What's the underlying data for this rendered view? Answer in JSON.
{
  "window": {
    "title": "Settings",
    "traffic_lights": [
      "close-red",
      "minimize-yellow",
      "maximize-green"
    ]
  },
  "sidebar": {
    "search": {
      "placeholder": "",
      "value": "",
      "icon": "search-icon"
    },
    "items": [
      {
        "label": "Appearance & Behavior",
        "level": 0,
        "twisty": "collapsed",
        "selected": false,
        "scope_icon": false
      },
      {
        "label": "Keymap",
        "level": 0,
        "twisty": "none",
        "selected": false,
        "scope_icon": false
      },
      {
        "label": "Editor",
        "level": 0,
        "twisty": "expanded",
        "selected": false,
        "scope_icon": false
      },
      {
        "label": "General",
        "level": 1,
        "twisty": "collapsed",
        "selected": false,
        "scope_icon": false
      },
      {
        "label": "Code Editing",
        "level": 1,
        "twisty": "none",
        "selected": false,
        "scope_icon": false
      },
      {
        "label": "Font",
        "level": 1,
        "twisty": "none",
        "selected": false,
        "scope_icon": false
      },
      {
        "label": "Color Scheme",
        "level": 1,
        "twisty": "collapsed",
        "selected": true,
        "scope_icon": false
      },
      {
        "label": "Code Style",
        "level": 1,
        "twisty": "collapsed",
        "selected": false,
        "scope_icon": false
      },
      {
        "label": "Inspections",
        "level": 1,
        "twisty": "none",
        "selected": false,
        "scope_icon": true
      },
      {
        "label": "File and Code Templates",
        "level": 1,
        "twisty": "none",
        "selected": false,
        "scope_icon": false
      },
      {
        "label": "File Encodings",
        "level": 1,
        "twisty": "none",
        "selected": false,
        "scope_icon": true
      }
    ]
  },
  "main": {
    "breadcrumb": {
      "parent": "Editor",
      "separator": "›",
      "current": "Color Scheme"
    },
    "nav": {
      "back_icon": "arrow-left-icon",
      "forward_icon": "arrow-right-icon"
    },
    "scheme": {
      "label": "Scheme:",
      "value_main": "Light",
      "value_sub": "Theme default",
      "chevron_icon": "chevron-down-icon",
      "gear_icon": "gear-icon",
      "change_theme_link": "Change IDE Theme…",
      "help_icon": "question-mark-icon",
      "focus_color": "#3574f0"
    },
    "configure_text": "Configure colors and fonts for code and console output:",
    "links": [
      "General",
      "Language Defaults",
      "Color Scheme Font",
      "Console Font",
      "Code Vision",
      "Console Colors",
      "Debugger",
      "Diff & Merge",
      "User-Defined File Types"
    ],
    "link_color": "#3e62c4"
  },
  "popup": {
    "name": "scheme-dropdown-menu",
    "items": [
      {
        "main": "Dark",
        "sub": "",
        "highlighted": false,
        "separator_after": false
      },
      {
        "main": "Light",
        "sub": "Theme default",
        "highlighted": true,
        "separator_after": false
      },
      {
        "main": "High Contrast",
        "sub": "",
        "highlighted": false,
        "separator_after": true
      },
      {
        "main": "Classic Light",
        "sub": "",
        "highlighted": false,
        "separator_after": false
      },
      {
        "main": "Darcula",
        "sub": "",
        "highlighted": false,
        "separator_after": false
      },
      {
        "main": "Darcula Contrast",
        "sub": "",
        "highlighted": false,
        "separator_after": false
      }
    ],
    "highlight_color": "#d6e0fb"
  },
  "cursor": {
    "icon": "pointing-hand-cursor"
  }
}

----------------------------------------

What is needed:
Show the lines from the data above that contain the string "true".

Solved exercise:
        "selected": true,
        "scope_icon": true
        "scope_icon": true
        "highlighted": true,
        "separator_after": true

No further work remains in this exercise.